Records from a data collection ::

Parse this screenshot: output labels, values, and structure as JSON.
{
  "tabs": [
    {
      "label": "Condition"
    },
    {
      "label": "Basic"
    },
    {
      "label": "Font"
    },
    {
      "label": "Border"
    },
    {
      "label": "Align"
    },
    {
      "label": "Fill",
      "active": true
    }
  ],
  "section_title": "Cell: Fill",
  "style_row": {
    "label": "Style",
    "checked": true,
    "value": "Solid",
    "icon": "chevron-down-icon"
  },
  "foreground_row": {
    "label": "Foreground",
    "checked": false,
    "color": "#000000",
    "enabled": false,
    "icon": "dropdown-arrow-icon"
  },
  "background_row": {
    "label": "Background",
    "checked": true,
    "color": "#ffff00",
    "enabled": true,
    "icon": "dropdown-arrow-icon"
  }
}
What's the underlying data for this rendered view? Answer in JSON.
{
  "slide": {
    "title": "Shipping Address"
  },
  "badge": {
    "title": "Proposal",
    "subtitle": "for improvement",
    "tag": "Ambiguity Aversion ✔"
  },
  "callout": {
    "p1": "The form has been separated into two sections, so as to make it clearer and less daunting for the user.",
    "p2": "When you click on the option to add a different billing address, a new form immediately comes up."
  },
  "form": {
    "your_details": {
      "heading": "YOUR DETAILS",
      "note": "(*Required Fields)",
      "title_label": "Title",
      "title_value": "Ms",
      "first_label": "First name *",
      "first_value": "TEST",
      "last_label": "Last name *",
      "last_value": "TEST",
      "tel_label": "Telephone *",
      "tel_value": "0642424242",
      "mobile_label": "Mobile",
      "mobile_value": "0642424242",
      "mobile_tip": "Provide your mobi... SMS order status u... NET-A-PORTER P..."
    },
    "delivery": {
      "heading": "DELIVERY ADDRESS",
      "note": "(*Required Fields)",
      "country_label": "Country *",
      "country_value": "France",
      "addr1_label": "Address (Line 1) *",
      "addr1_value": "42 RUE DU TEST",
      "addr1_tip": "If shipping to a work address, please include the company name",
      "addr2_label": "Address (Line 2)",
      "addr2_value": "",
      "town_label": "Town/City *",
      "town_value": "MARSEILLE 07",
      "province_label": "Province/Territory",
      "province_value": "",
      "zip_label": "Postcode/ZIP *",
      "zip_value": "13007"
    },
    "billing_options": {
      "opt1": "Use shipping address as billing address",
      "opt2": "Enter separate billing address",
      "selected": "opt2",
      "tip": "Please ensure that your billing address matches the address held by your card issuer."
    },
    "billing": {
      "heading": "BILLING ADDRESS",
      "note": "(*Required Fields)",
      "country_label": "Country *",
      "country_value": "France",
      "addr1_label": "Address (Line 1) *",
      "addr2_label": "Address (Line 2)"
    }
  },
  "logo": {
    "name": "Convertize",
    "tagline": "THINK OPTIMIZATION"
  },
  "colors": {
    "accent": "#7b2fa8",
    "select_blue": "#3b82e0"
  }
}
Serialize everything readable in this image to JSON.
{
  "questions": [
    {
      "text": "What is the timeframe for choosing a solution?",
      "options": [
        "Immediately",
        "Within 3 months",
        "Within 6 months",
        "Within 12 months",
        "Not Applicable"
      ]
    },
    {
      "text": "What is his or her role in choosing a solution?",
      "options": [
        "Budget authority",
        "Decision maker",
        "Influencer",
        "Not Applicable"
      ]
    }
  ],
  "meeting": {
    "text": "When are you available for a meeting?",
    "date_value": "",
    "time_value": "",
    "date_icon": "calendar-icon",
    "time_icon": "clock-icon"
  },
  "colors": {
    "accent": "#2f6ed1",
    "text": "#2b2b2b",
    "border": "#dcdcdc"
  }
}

Task description ::
Say how many lines above hold the word "JSON", giving only the count.

The completed task ::
3